Given request 1 ▸
Extract every line of the dataset entries below and reproduce each one verbatim, without any changes.

Text passage ▸
Durham Centre for Classical Reception
World-leading research, postgraduate opportunities, conferences and public engagement events on the afterlives of ancient Greece and Rome.
The Centre for Classical Reception promotes the study of the afterlives of ancient Greece and Rome: from medieval romances to Renaissance architecture, nineteenth century art to modern cinema.
The Centre explores not just the depth and significance of classical influences on later cultures, but also the ways in which the ancient world continues to reshape the world of today. Members of the Centre are drawn from a wide range of departments, including Classics and Ancient History, Archaeology, English Studies, History, and Modern Languages and Cultures. Durham has one of the world's most vibrant research communities in Classical Reception - and members of the Centre are involved in teaching, supervision and research across the breadth of the field. Recent high profile public events have included broadcasts, exhibitions - and a visit from the director Oliver Stone.
Anglophone Translations of the Classics and The History of Sexuality
An international, interdisciplinary workshop to be held at Durham University, 27-28 March 2015. Please download the booking form and send with payment by Thursday 26th February to Dr Jennifer Ingleheart, Department of Classics & Ancient History, 38 North Bailey, Durham DH1 3EU.

Given request 2 ▸
Copy word for word the portion of the classical reception text above that opens with the words containing "Durham Centre for" and closes with "to modern cinema.".

Dataset rows
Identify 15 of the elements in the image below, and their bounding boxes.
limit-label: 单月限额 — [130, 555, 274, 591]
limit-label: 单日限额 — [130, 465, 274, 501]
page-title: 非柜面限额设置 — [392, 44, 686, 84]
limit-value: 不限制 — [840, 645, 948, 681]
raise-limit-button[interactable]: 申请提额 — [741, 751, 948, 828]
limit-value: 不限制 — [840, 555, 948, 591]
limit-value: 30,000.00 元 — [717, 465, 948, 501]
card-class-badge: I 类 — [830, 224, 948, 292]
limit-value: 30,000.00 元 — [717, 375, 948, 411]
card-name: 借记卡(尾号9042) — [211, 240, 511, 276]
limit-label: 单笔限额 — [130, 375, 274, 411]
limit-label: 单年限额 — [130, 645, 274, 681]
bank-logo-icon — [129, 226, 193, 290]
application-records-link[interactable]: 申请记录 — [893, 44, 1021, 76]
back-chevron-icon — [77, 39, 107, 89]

Reply 1 ▸
Identify 15 of the elements in the image below, and their bounding boxes.
limit-label: 单月限额 — [130, 555, 274, 591]
limit-label: 单日限额 — [130, 465, 274, 501]
page-title: 非柜面限额设置 — [392, 44, 686, 84]
limit-value: 不限制 — [840, 645, 948, 681]
raise-limit-button[interactable]: 申请提额 — [741, 751, 948, 828]
limit-value: 不限制 — [840, 555, 948, 591]
limit-value: 30,000.00 元 — [717, 465, 948, 501]
card-class-badge: I 类 — [830, 224, 948, 292]
limit-value: 30,000.00 元 — [717, 375, 948, 411]
card-name: 借记卡(尾号9042) — [211, 240, 511, 276]
limit-label: 单笔限额 — [130, 375, 274, 411]
limit-label: 单年限额 — [130, 645, 274, 681]
bank-logo-icon — [129, 226, 193, 290]
application-records-link[interactable]: 申请记录 — [893, 44, 1021, 76]
back-chevron-icon — [77, 39, 107, 89]

Reply 2 ▸
Durham Centre for Classical Reception
World-leading research, postgraduate opportunities, conferences and public engagement events on the afterlives of ancient Greece and Rome.
The Centre for Classical Reception promotes the study of the afterlives of ancient Greece and Rome: from medieval romances to Renaissance architecture, nineteenth century art to modern cinema.